DO THIS: From the listing below, return each line that includes "ACCTS".

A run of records
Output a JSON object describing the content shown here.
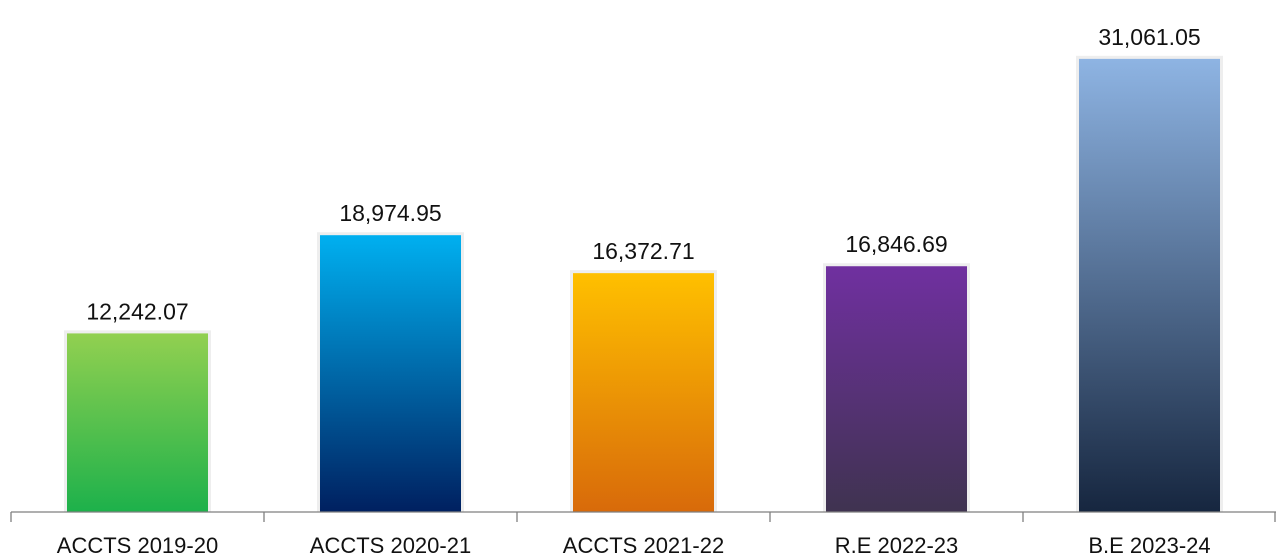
{
  "chart_data": {
    "type": "bar",
    "title": "",
    "xlabel": "",
    "ylabel": "",
    "categories": [
      "ACCTS 2019-20",
      "ACCTS 2020-21",
      "ACCTS 2021-22",
      "R.E 2022-23",
      "B.E 2023-24"
    ],
    "values": [
      12242.07,
      18974.95,
      16372.71,
      16846.69,
      31061.05
    ],
    "value_labels": [
      "12,242.07",
      "18,974.95",
      "16,372.71",
      "16,846.69",
      "31,061.05"
    ],
    "ylim": [
      0,
      34000
    ],
    "grid": false,
    "legend": "none",
    "bar_gradients": [
      [
        "#92d050",
        "#1db14b"
      ],
      [
        "#00b0f0",
        "#002060"
      ],
      [
        "#ffc000",
        "#d86a0a"
      ],
      [
        "#7030a0",
        "#3f3350"
      ],
      [
        "#8eb4e3",
        "#16263f"
      ]
    ]
  }
}
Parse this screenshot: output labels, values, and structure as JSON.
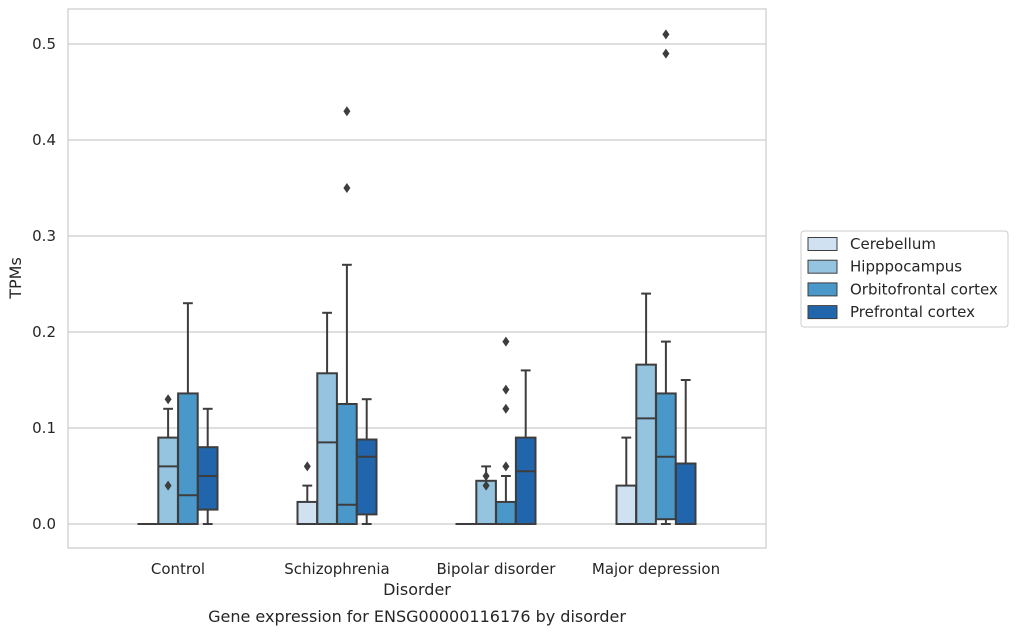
{
  "chart_data": {
    "type": "box",
    "title": "Gene expression for ENSG00000116176 by disorder",
    "xlabel": "Disorder",
    "ylabel": "TPMs",
    "ylim": [
      -0.025,
      0.54
    ],
    "yticks": [
      0.0,
      0.1,
      0.2,
      0.3,
      0.4,
      0.5
    ],
    "grid": "horizontal",
    "legend_placement": "right",
    "categories": [
      "Control",
      "Schizophrenia",
      "Bipolar disorder",
      "Major depression"
    ],
    "series": [
      {
        "name": "Cerebellum",
        "color": "#d0e1f2",
        "boxes": [
          {
            "whisker_low": 0.0,
            "q1": 0.0,
            "median": 0.0,
            "q3": 0.0,
            "whisker_high": 0.0,
            "outliers": []
          },
          {
            "whisker_low": 0.0,
            "q1": 0.0,
            "median": 0.0,
            "q3": 0.023,
            "whisker_high": 0.04,
            "outliers": [
              0.06
            ]
          },
          {
            "whisker_low": 0.0,
            "q1": 0.0,
            "median": 0.0,
            "q3": 0.0,
            "whisker_high": 0.0,
            "outliers": []
          },
          {
            "whisker_low": 0.0,
            "q1": 0.0,
            "median": 0.0,
            "q3": 0.04,
            "whisker_high": 0.09,
            "outliers": []
          }
        ]
      },
      {
        "name": "Hipppocampus",
        "color": "#94c4df",
        "boxes": [
          {
            "whisker_low": 0.0,
            "q1": 0.0,
            "median": 0.06,
            "q3": 0.09,
            "whisker_high": 0.12,
            "outliers": [
              0.04,
              0.13
            ]
          },
          {
            "whisker_low": 0.0,
            "q1": 0.0,
            "median": 0.085,
            "q3": 0.157,
            "whisker_high": 0.22,
            "outliers": []
          },
          {
            "whisker_low": 0.0,
            "q1": 0.0,
            "median": 0.0,
            "q3": 0.045,
            "whisker_high": 0.06,
            "outliers": [
              0.04,
              0.05
            ]
          },
          {
            "whisker_low": 0.0,
            "q1": 0.0,
            "median": 0.11,
            "q3": 0.166,
            "whisker_high": 0.24,
            "outliers": []
          }
        ]
      },
      {
        "name": "Orbitofrontal cortex",
        "color": "#4a98c9",
        "boxes": [
          {
            "whisker_low": 0.0,
            "q1": 0.0,
            "median": 0.03,
            "q3": 0.136,
            "whisker_high": 0.23,
            "outliers": []
          },
          {
            "whisker_low": 0.0,
            "q1": 0.0,
            "median": 0.02,
            "q3": 0.125,
            "whisker_high": 0.27,
            "outliers": [
              0.35,
              0.43
            ]
          },
          {
            "whisker_low": 0.0,
            "q1": 0.0,
            "median": 0.0,
            "q3": 0.023,
            "whisker_high": 0.05,
            "outliers": [
              0.06,
              0.12,
              0.14,
              0.19
            ]
          },
          {
            "whisker_low": 0.0,
            "q1": 0.005,
            "median": 0.07,
            "q3": 0.136,
            "whisker_high": 0.19,
            "outliers": [
              0.49,
              0.51
            ]
          }
        ]
      },
      {
        "name": "Prefrontal cortex",
        "color": "#2166ac",
        "boxes": [
          {
            "whisker_low": 0.0,
            "q1": 0.015,
            "median": 0.05,
            "q3": 0.08,
            "whisker_high": 0.12,
            "outliers": []
          },
          {
            "whisker_low": 0.0,
            "q1": 0.01,
            "median": 0.07,
            "q3": 0.088,
            "whisker_high": 0.13,
            "outliers": []
          },
          {
            "whisker_low": 0.0,
            "q1": 0.0,
            "median": 0.055,
            "q3": 0.09,
            "whisker_high": 0.16,
            "outliers": []
          },
          {
            "whisker_low": 0.0,
            "q1": 0.0,
            "median": 0.0,
            "q3": 0.063,
            "whisker_high": 0.15,
            "outliers": []
          }
        ]
      }
    ]
  },
  "colors": {
    "grid": "#cccccc",
    "frame": "#cccccc",
    "box_edge": "#3d3d3d",
    "text": "#262626"
  }
}
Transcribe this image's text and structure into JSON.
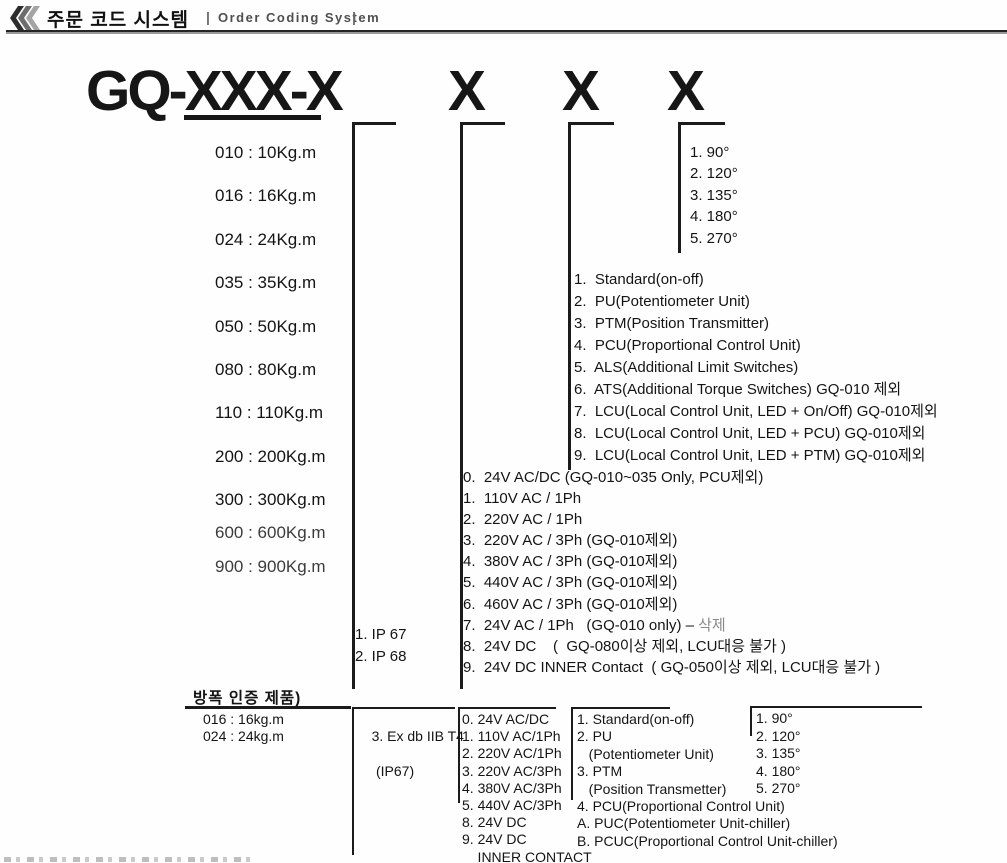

THE REPLY:
      "ACCTS 2019-20",
      "ACCTS 2020-21",
      "ACCTS 2021-22",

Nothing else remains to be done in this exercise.